== EXERCISE PROMPT ==
Below are records; work out how many of their lines hold the string "feugiat" and give that number alone.

== RECORDS FOR THIS TASK ==

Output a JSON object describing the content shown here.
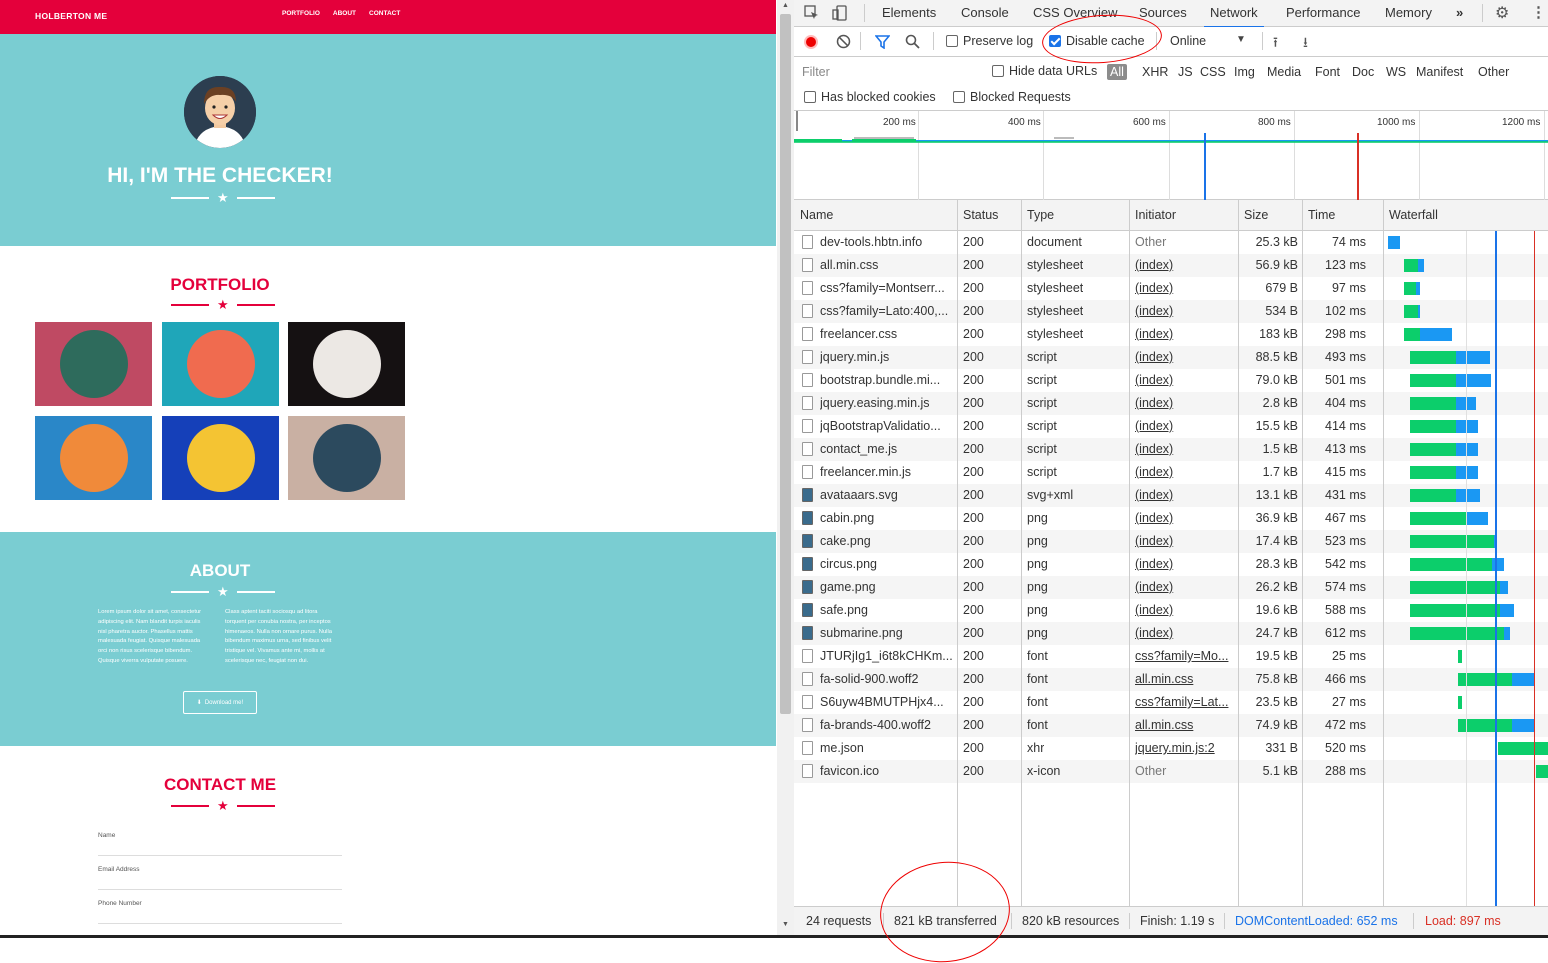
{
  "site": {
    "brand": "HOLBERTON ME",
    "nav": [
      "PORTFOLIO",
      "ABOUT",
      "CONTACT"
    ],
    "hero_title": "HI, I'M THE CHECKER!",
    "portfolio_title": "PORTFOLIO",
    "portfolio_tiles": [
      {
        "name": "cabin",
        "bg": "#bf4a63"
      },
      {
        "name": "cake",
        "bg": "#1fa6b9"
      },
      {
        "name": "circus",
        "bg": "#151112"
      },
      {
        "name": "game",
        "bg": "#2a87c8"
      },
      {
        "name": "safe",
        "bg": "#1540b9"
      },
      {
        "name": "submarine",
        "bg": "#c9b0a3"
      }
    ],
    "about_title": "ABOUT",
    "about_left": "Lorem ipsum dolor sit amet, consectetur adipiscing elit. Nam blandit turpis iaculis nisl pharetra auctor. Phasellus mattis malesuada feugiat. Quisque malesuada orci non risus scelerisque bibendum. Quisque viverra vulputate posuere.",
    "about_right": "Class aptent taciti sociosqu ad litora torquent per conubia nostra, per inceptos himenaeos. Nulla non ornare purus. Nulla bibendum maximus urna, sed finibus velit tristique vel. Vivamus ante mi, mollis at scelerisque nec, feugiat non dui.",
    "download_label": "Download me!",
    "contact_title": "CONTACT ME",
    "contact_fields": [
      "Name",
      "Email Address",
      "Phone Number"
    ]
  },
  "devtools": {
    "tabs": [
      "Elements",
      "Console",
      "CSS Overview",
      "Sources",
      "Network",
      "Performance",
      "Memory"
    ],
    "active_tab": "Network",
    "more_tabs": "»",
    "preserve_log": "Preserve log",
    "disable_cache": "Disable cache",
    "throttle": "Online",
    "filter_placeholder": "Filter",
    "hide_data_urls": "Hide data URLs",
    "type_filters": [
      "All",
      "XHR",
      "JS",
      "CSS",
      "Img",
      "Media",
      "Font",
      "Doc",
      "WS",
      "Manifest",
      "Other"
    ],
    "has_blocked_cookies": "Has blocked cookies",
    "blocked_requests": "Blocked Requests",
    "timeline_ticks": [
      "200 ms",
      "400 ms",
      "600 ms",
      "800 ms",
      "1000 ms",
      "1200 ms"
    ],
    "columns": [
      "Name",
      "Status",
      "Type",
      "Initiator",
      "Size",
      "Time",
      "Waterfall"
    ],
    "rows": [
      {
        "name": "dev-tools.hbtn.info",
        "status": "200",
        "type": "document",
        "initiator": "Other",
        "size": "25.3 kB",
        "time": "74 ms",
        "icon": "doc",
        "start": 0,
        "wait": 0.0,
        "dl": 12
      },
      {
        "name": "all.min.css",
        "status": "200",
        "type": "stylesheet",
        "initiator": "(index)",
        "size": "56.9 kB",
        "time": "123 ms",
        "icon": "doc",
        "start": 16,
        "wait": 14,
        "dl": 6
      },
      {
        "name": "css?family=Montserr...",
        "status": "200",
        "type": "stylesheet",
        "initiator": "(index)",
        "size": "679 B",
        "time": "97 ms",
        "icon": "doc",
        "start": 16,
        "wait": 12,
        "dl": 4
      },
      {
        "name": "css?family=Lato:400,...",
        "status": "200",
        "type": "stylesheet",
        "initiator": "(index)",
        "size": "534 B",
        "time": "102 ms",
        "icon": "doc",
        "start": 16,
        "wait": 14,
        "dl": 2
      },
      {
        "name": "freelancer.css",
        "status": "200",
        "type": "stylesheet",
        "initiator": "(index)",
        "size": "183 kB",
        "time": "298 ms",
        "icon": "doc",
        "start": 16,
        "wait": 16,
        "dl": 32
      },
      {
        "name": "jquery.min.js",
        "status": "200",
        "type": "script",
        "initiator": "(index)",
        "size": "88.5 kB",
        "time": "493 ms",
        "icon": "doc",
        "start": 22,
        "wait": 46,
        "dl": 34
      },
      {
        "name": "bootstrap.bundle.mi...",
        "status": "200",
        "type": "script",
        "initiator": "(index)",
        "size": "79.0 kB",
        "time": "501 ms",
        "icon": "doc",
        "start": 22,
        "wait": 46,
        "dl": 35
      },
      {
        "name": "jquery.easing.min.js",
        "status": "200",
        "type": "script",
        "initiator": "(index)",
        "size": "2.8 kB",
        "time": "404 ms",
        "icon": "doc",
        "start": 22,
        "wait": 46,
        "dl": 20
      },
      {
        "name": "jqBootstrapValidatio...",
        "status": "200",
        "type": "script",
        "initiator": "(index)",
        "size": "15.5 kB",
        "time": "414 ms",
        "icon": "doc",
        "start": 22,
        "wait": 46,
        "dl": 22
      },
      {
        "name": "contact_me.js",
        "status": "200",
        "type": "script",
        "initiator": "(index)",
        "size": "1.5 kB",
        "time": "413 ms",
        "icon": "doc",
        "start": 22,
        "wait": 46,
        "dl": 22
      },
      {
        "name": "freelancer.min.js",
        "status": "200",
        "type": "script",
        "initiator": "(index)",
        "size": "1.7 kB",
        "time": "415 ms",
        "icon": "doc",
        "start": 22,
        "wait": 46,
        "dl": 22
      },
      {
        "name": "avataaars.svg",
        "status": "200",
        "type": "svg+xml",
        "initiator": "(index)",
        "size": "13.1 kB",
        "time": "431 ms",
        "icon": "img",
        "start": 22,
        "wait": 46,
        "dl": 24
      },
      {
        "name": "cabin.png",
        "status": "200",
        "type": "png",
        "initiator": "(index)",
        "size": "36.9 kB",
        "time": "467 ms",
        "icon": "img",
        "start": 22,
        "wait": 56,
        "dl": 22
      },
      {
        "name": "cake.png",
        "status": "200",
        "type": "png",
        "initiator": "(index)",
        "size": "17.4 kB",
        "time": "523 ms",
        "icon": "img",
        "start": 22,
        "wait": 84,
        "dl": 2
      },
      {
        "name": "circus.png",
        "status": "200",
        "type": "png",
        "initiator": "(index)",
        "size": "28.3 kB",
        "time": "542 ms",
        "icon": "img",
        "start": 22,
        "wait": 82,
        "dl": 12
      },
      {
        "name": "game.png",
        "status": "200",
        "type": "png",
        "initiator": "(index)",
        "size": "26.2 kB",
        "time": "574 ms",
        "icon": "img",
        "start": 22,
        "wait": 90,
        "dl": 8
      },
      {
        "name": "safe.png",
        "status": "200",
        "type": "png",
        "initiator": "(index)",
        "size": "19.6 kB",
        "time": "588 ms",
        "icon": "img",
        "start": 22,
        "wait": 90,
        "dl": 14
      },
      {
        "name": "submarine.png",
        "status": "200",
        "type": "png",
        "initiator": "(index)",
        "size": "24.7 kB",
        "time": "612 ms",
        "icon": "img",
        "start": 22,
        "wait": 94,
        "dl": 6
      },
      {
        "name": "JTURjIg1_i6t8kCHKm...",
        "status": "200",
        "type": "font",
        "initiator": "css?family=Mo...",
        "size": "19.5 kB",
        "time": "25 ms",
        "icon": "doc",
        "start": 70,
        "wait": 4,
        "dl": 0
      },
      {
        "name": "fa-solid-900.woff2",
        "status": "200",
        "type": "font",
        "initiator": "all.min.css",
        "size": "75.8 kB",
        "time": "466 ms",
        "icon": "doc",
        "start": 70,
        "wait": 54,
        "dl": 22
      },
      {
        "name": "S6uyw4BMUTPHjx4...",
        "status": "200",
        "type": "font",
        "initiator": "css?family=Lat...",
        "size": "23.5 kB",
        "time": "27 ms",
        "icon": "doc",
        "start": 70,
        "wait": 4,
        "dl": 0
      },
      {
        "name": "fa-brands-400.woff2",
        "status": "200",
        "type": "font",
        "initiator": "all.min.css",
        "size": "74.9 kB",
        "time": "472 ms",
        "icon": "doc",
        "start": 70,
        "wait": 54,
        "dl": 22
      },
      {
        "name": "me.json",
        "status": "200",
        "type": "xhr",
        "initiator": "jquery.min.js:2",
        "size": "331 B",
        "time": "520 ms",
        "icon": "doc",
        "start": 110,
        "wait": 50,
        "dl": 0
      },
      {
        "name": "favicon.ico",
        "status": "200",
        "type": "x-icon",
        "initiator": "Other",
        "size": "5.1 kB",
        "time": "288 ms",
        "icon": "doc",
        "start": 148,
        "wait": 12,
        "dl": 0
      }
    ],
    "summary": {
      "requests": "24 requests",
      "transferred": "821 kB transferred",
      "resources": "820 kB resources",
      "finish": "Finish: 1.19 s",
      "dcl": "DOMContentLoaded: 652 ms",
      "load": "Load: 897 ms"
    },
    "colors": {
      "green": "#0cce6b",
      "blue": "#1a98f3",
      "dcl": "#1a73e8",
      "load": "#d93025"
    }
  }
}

== COMPLETED EXERCISE ==
2